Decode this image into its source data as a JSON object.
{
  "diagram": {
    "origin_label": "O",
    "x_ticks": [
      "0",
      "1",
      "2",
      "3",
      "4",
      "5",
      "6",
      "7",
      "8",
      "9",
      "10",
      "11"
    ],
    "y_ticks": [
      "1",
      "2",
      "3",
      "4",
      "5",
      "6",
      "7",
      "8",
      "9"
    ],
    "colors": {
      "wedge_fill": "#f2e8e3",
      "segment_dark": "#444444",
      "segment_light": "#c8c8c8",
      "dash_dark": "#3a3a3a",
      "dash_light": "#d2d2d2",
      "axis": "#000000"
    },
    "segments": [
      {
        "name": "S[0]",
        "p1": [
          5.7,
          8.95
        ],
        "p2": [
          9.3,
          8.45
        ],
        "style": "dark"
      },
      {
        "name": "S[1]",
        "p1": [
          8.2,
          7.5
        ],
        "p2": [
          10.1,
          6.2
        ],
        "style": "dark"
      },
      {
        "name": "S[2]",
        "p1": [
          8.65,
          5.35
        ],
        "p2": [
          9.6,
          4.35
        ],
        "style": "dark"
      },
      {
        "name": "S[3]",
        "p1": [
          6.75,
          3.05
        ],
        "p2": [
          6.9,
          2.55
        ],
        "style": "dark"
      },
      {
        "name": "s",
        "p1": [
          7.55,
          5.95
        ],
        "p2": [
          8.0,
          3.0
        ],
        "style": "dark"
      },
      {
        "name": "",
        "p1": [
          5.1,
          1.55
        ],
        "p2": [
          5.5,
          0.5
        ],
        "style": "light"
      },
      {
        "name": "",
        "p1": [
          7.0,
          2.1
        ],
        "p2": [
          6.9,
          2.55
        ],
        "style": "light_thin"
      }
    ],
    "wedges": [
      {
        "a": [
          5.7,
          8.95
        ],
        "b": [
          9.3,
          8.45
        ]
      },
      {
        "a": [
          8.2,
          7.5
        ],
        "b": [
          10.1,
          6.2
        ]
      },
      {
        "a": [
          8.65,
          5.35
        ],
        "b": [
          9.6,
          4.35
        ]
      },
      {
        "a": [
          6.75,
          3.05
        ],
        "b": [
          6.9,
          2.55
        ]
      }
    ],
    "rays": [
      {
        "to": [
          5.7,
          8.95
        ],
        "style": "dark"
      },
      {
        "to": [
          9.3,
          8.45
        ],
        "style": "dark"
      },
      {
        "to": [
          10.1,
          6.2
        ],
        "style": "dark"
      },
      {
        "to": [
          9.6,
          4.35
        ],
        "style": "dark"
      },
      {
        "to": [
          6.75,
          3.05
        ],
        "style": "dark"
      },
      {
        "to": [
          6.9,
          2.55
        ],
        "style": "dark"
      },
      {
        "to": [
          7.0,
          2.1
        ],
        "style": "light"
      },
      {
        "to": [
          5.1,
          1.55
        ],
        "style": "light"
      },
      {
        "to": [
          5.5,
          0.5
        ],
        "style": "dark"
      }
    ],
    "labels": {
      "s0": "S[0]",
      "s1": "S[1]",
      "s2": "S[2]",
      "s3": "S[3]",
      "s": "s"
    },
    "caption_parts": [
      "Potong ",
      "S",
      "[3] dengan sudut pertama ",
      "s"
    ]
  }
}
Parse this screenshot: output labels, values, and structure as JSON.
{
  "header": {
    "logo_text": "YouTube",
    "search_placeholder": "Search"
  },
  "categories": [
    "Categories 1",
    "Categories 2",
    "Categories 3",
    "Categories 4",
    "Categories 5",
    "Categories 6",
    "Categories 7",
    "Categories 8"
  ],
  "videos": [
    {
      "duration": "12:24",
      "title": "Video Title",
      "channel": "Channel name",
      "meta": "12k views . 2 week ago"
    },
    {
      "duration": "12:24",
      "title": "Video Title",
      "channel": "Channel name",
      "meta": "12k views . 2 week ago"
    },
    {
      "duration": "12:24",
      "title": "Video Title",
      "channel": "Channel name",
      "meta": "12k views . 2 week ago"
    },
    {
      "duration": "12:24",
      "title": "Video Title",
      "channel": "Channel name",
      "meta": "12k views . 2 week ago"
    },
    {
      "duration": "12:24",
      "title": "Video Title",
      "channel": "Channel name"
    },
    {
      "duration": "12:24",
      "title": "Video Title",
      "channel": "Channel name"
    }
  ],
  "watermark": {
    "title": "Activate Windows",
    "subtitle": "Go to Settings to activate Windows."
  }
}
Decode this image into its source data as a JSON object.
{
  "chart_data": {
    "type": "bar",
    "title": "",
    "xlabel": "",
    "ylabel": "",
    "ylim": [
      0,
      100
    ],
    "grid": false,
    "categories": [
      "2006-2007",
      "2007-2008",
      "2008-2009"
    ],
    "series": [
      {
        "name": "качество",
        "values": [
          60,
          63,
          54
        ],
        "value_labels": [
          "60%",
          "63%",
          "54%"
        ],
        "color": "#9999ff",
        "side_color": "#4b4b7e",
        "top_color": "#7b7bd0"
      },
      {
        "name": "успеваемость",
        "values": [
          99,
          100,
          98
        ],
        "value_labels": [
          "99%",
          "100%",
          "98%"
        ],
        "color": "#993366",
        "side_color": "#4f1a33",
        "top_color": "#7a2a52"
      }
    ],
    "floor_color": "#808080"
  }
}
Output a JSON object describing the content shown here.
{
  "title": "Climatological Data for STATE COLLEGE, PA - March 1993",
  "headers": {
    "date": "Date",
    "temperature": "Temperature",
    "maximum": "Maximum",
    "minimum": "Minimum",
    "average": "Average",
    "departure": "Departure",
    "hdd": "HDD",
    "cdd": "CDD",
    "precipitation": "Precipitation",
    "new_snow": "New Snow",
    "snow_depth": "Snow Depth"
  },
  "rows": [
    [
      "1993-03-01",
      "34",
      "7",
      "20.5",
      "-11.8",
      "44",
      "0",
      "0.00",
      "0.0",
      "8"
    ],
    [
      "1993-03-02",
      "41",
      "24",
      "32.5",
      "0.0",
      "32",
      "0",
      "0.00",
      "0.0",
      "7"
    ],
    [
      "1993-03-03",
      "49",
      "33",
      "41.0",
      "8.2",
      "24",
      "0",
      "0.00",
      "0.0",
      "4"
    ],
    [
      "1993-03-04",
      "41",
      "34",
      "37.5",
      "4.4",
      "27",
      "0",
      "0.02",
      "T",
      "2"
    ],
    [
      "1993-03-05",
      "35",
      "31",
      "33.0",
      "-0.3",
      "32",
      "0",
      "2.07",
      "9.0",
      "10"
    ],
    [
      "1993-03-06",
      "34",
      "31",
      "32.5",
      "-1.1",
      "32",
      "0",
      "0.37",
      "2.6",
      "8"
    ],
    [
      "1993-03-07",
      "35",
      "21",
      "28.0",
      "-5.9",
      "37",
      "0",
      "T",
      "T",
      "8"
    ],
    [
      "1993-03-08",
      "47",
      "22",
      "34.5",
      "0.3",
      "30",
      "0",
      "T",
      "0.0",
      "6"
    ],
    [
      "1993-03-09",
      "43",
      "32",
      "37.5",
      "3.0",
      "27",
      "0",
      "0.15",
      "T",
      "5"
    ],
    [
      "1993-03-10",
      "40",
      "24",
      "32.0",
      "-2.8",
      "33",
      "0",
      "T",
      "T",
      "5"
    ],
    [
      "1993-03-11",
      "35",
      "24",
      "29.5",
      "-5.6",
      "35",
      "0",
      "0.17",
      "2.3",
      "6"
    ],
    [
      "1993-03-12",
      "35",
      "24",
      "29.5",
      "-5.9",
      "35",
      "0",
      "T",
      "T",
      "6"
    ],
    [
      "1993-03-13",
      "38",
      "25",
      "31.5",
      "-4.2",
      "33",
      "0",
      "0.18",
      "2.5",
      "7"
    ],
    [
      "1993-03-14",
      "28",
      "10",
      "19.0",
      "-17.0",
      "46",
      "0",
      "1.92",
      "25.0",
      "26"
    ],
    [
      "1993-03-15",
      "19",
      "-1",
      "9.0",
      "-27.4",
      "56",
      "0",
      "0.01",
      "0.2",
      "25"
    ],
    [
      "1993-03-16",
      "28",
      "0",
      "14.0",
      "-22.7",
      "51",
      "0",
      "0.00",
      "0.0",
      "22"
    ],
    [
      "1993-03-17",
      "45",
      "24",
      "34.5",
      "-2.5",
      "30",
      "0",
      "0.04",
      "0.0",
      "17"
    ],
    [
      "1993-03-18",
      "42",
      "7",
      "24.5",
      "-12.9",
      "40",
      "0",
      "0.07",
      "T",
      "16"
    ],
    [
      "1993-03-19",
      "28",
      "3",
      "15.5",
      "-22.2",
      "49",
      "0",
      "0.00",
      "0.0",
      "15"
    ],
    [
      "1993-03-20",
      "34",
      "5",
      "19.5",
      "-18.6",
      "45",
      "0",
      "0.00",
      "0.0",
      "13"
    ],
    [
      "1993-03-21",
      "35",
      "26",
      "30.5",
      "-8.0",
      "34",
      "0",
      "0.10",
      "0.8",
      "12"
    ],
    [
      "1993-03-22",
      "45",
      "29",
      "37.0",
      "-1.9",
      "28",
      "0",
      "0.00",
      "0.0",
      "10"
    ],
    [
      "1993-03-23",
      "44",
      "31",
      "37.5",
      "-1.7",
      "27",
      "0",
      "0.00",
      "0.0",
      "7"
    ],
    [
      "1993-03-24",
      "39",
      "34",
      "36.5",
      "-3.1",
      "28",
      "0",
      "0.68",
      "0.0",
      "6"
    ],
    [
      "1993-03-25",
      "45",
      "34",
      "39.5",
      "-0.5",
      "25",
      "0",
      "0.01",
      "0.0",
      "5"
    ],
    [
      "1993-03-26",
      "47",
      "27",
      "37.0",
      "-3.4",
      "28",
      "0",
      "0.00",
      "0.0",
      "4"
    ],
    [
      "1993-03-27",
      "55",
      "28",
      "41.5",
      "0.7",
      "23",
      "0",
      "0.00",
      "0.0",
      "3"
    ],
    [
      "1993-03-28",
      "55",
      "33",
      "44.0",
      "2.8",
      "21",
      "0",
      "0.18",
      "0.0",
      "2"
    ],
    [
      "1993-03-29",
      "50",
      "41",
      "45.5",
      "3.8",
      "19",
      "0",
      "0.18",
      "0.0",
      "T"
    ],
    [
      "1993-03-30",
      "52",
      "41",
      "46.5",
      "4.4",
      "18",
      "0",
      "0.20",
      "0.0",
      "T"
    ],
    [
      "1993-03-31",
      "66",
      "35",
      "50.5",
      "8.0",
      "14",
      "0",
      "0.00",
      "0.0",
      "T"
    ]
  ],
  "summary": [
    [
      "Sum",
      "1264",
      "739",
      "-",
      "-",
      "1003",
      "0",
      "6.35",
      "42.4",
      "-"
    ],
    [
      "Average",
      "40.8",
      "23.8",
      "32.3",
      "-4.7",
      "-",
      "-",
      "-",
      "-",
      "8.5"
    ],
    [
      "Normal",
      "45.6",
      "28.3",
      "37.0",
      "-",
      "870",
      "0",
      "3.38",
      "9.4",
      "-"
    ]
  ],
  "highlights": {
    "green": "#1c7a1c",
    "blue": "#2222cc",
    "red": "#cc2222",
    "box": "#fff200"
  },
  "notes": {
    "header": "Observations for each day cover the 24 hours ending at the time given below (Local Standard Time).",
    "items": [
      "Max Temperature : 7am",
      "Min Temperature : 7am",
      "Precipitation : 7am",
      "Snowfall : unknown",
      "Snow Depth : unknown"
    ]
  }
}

------------------------

SHORT EXERCISE
Select all lines with the word "Temperature" from the entries above.

WORKED ANSWER
    "temperature": "Temperature",
      "Max Temperature : 7am",
      "Min Temperature : 7am",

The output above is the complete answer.